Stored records
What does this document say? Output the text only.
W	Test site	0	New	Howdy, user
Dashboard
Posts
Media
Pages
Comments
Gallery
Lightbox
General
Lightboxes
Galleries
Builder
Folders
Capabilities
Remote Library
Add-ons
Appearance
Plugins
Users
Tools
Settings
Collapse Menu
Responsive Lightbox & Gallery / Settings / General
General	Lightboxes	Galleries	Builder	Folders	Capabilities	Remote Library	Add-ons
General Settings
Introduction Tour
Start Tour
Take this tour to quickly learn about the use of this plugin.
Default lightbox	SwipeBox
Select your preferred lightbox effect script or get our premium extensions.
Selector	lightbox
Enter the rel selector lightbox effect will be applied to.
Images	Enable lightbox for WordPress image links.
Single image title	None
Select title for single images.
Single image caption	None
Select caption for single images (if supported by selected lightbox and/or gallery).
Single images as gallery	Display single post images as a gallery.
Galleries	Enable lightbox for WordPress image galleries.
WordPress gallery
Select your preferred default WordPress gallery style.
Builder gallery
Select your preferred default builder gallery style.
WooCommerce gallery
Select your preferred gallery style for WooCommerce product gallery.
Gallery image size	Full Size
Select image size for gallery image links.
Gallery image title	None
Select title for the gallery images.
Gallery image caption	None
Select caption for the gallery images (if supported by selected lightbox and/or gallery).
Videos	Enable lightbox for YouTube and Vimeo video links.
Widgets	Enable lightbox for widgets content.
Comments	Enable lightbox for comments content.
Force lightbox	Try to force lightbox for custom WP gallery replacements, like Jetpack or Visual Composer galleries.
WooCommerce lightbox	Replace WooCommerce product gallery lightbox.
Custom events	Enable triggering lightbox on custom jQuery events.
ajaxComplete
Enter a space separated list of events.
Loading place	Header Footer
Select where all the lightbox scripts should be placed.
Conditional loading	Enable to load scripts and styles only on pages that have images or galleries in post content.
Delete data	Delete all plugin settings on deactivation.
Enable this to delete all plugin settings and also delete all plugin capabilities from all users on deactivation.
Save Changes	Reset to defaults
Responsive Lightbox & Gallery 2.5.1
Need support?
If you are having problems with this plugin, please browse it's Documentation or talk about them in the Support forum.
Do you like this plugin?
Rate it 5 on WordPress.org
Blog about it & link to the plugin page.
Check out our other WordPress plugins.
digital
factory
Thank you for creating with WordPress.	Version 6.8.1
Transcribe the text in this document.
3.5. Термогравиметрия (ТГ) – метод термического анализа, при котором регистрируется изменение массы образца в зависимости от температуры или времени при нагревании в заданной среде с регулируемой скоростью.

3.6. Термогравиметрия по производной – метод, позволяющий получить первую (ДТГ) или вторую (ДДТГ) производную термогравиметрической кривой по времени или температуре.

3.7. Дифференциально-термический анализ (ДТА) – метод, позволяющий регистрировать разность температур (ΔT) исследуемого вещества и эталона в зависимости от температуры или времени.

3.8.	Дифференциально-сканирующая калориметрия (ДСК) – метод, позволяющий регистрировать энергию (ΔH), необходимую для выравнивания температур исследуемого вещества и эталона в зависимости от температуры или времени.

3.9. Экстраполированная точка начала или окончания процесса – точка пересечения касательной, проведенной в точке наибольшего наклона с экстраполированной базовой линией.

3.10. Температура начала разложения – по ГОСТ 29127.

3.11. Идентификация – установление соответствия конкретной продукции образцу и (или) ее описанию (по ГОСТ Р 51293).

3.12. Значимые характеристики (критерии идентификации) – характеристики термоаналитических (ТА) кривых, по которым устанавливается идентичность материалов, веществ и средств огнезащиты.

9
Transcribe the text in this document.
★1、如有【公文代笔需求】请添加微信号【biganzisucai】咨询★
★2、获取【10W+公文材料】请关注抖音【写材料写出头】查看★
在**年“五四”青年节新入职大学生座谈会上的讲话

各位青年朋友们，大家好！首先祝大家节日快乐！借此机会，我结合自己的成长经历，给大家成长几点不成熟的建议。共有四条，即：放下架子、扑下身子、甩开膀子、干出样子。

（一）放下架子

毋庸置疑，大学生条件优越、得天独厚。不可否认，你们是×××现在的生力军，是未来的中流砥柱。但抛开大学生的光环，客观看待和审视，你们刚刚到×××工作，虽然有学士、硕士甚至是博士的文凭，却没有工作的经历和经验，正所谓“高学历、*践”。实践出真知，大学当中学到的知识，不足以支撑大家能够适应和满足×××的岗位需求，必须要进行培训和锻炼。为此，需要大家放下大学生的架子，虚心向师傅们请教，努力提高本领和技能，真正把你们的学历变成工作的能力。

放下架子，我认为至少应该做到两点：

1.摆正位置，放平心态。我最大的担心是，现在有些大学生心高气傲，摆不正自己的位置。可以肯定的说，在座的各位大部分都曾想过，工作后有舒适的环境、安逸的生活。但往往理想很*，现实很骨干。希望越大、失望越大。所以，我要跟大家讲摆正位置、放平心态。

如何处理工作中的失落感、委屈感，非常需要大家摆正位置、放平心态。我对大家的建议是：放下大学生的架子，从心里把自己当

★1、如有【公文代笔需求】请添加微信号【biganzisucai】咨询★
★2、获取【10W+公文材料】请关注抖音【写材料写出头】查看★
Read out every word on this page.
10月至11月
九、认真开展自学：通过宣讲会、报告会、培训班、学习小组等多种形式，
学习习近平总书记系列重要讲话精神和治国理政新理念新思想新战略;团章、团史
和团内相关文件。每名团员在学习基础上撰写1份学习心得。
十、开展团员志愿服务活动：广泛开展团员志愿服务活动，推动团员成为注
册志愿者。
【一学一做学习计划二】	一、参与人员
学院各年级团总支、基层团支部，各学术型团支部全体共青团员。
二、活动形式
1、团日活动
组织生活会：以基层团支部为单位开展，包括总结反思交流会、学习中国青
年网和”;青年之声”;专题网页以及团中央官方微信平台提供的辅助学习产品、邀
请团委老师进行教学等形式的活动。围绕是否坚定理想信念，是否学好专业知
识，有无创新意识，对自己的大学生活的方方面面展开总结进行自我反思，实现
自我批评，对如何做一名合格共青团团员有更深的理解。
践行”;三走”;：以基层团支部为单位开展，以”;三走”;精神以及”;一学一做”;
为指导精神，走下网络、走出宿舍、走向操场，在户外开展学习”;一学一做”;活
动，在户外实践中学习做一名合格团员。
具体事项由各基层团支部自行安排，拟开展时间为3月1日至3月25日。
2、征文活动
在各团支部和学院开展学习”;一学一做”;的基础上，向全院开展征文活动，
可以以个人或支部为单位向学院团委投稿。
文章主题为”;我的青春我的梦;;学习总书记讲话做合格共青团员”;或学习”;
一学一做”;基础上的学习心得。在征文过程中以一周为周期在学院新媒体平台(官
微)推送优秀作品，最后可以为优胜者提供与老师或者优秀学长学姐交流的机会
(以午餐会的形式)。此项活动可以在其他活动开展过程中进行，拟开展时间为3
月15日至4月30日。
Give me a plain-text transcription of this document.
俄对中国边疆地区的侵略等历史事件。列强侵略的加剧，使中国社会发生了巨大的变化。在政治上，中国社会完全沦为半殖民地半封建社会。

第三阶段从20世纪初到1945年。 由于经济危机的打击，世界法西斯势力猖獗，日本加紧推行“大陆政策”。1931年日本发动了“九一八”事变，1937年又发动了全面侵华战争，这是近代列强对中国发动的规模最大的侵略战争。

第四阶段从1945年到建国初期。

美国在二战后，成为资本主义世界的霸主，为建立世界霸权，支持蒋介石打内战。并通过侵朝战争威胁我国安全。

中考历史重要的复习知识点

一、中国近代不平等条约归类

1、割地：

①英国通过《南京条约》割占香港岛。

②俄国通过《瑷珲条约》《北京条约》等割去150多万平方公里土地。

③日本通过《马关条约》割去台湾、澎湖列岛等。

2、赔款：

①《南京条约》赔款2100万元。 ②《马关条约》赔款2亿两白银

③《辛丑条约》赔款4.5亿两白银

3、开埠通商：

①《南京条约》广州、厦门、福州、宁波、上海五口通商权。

**TASK INSTRUCTIONS**
Locate each line containing the string "events" and show it.

**EXPECTED ANSWER**
Custom events	Enable triggering lightbox on custom jQuery events.
Enter a space separated list of events.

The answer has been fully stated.